Write out all the data again, exactly as it stands.

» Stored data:
╭──

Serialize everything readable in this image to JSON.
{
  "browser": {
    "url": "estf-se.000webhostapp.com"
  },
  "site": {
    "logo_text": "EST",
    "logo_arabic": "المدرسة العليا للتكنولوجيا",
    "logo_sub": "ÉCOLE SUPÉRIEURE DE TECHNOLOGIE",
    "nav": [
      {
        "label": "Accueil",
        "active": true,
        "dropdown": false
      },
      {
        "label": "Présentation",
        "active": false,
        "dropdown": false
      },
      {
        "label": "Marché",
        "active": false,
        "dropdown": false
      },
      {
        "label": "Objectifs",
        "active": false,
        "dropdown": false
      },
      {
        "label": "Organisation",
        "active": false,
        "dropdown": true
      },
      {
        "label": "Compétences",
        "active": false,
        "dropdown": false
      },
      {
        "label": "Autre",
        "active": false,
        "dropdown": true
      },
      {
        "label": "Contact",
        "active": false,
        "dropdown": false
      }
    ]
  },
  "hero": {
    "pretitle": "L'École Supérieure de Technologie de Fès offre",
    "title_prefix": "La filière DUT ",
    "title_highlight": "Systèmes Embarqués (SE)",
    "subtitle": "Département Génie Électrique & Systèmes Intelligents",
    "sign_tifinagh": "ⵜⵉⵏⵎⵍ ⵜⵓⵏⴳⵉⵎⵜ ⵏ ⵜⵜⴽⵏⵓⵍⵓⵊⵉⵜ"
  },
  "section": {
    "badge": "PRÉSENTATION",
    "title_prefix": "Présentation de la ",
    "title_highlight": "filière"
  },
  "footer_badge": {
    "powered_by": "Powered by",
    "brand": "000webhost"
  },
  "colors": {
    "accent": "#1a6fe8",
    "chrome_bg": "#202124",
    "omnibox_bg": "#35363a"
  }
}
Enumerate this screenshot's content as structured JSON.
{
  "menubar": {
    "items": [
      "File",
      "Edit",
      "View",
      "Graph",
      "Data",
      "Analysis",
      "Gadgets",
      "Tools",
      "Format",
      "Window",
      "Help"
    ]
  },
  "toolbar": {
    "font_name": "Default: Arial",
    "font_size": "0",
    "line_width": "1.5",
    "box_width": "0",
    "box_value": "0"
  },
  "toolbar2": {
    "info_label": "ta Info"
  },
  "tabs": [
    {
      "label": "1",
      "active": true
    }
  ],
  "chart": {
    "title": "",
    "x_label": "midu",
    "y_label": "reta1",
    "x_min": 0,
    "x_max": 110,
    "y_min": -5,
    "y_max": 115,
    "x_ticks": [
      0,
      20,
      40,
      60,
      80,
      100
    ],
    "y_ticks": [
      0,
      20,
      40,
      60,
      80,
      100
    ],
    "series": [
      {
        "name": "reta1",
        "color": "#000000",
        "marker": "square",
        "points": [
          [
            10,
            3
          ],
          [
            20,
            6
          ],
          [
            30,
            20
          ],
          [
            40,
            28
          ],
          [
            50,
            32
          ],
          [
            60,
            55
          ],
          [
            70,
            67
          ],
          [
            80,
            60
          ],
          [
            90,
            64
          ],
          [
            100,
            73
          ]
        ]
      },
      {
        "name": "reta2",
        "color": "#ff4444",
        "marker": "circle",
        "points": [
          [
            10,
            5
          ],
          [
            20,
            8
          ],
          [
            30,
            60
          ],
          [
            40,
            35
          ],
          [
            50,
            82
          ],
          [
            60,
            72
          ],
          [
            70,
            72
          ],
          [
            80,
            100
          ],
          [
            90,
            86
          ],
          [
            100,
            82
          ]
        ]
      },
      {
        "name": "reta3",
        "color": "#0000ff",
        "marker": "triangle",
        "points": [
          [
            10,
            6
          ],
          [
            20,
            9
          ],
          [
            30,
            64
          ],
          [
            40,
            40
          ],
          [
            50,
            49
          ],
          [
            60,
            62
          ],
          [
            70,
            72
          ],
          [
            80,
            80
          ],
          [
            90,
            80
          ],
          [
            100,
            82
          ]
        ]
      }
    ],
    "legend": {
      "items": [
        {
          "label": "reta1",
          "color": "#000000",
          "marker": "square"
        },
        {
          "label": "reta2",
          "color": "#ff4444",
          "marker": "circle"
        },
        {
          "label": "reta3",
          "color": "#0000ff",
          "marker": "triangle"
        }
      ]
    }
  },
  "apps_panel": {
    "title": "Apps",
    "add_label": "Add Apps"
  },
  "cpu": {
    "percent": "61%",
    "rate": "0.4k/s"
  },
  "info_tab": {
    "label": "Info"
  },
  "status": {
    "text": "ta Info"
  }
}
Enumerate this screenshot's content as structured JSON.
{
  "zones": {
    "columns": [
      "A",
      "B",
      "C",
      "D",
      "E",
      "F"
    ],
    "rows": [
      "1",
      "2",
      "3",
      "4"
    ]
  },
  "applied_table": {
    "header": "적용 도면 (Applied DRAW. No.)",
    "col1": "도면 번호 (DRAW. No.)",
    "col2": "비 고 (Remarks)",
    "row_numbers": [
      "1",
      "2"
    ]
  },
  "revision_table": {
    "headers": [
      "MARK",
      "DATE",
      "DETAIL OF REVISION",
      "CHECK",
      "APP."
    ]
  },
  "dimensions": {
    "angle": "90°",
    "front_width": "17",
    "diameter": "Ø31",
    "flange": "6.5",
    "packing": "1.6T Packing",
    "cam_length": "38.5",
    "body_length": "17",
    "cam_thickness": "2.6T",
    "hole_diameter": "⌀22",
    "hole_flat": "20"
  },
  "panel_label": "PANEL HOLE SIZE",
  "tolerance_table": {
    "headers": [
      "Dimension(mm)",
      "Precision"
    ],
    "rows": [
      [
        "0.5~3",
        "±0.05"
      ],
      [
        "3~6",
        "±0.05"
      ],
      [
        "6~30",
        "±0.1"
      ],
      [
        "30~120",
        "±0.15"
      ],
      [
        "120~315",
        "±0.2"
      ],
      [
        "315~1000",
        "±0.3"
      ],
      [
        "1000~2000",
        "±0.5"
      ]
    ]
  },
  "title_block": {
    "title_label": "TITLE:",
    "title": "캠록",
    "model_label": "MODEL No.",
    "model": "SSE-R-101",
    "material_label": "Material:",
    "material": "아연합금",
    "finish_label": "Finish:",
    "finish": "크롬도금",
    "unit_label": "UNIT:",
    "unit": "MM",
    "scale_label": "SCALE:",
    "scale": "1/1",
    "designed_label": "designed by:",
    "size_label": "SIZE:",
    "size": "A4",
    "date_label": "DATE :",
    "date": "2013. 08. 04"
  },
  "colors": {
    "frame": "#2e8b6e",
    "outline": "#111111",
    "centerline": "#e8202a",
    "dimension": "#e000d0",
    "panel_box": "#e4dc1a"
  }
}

╰──

» EXPECTED ANSWER:
Serialize everything readable in this image to JSON.
{
  "browser": {
    "url": "estf-se.000webhostapp.com"
  },
  "site": {
    "logo_text": "EST",
    "logo_arabic": "المدرسة العليا للتكنولوجيا",
    "logo_sub": "ÉCOLE SUPÉRIEURE DE TECHNOLOGIE",
    "nav": [
      {
        "label": "Accueil",
        "active": true,
        "dropdown": false
      },
      {
        "label": "Présentation",
        "active": false,
        "dropdown": false
      },
      {
        "label": "Marché",
        "active": false,
        "dropdown": false
      },
      {
        "label": "Objectifs",
        "active": false,
        "dropdown": false
      },
      {
        "label": "Organisation",
        "active": false,
        "dropdown": true
      },
      {
        "label": "Compétences",
        "active": false,
        "dropdown": false
      },
      {
        "label": "Autre",
        "active": false,
        "dropdown": true
      },
      {
        "label": "Contact",
        "active": false,
        "dropdown": false
      }
    ]
  },
  "hero": {
    "pretitle": "L'École Supérieure de Technologie de Fès offre",
    "title_prefix": "La filière DUT ",
    "title_highlight": "Systèmes Embarqués (SE)",
    "subtitle": "Département Génie Électrique & Systèmes Intelligents",
    "sign_tifinagh": "ⵜⵉⵏⵎⵍ ⵜⵓⵏⴳⵉⵎⵜ ⵏ ⵜⵜⴽⵏⵓⵍⵓⵊⵉⵜ"
  },
  "section": {
    "badge": "PRÉSENTATION",
    "title_prefix": "Présentation de la ",
    "title_highlight": "filière"
  },
  "footer_badge": {
    "powered_by": "Powered by",
    "brand": "000webhost"
  },
  "colors": {
    "accent": "#1a6fe8",
    "chrome_bg": "#202124",
    "omnibox_bg": "#35363a"
  }
}
Enumerate this screenshot's content as structured JSON.
{
  "menubar": {
    "items": [
      "File",
      "Edit",
      "View",
      "Graph",
      "Data",
      "Analysis",
      "Gadgets",
      "Tools",
      "Format",
      "Window",
      "Help"
    ]
  },
  "toolbar": {
    "font_name": "Default: Arial",
    "font_size": "0",
    "line_width": "1.5",
    "box_width": "0",
    "box_value": "0"
  },
  "toolbar2": {
    "info_label": "ta Info"
  },
  "tabs": [
    {
      "label": "1",
      "active": true
    }
  ],
  "chart": {
    "title": "",
    "x_label": "midu",
    "y_label": "reta1",
    "x_min": 0,
    "x_max": 110,
    "y_min": -5,
    "y_max": 115,
    "x_ticks": [
      0,
      20,
      40,
      60,
      80,
      100
    ],
    "y_ticks": [
      0,
      20,
      40,
      60,
      80,
      100
    ],
    "series": [
      {
        "name": "reta1",
        "color": "#000000",
        "marker": "square",
        "points": [
          [
            10,
            3
          ],
          [
            20,
            6
          ],
          [
            30,
            20
          ],
          [
            40,
            28
          ],
          [
            50,
            32
          ],
          [
            60,
            55
          ],
          [
            70,
            67
          ],
          [
            80,
            60
          ],
          [
            90,
            64
          ],
          [
            100,
            73
          ]
        ]
      },
      {
        "name": "reta2",
        "color": "#ff4444",
        "marker": "circle",
        "points": [
          [
            10,
            5
          ],
          [
            20,
            8
          ],
          [
            30,
            60
          ],
          [
            40,
            35
          ],
          [
            50,
            82
          ],
          [
            60,
            72
          ],
          [
            70,
            72
          ],
          [
            80,
            100
          ],
          [
            90,
            86
          ],
          [
            100,
            82
          ]
        ]
      },
      {
        "name": "reta3",
        "color": "#0000ff",
        "marker": "triangle",
        "points": [
          [
            10,
            6
          ],
          [
            20,
            9
          ],
          [
            30,
            64
          ],
          [
            40,
            40
          ],
          [
            50,
            49
          ],
          [
            60,
            62
          ],
          [
            70,
            72
          ],
          [
            80,
            80
          ],
          [
            90,
            80
          ],
          [
            100,
            82
          ]
        ]
      }
    ],
    "legend": {
      "items": [
        {
          "label": "reta1",
          "color": "#000000",
          "marker": "square"
        },
        {
          "label": "reta2",
          "color": "#ff4444",
          "marker": "circle"
        },
        {
          "label": "reta3",
          "color": "#0000ff",
          "marker": "triangle"
        }
      ]
    }
  },
  "apps_panel": {
    "title": "Apps",
    "add_label": "Add Apps"
  },
  "cpu": {
    "percent": "61%",
    "rate": "0.4k/s"
  },
  "info_tab": {
    "label": "Info"
  },
  "status": {
    "text": "ta Info"
  }
}
Enumerate this screenshot's content as structured JSON.
{
  "zones": {
    "columns": [
      "A",
      "B",
      "C",
      "D",
      "E",
      "F"
    ],
    "rows": [
      "1",
      "2",
      "3",
      "4"
    ]
  },
  "applied_table": {
    "header": "적용 도면 (Applied DRAW. No.)",
    "col1": "도면 번호 (DRAW. No.)",
    "col2": "비 고 (Remarks)",
    "row_numbers": [
      "1",
      "2"
    ]
  },
  "revision_table": {
    "headers": [
      "MARK",
      "DATE",
      "DETAIL OF REVISION",
      "CHECK",
      "APP."
    ]
  },
  "dimensions": {
    "angle": "90°",
    "front_width": "17",
    "diameter": "Ø31",
    "flange": "6.5",
    "packing": "1.6T Packing",
    "cam_length": "38.5",
    "body_length": "17",
    "cam_thickness": "2.6T",
    "hole_diameter": "⌀22",
    "hole_flat": "20"
  },
  "panel_label": "PANEL HOLE SIZE",
  "tolerance_table": {
    "headers": [
      "Dimension(mm)",
      "Precision"
    ],
    "rows": [
      [
        "0.5~3",
        "±0.05"
      ],
      [
        "3~6",
        "±0.05"
      ],
      [
        "6~30",
        "±0.1"
      ],
      [
        "30~120",
        "±0.15"
      ],
      [
        "120~315",
        "±0.2"
      ],
      [
        "315~1000",
        "±0.3"
      ],
      [
        "1000~2000",
        "±0.5"
      ]
    ]
  },
  "title_block": {
    "title_label": "TITLE:",
    "title": "캠록",
    "model_label": "MODEL No.",
    "model": "SSE-R-101",
    "material_label": "Material:",
    "material": "아연합금",
    "finish_label": "Finish:",
    "finish": "크롬도금",
    "unit_label": "UNIT:",
    "unit": "MM",
    "scale_label": "SCALE:",
    "scale": "1/1",
    "designed_label": "designed by:",
    "size_label": "SIZE:",
    "size": "A4",
    "date_label": "DATE :",
    "date": "2013. 08. 04"
  },
  "colors": {
    "frame": "#2e8b6e",
    "outline": "#111111",
    "centerline": "#e8202a",
    "dimension": "#e000d0",
    "panel_box": "#e4dc1a"
  }
}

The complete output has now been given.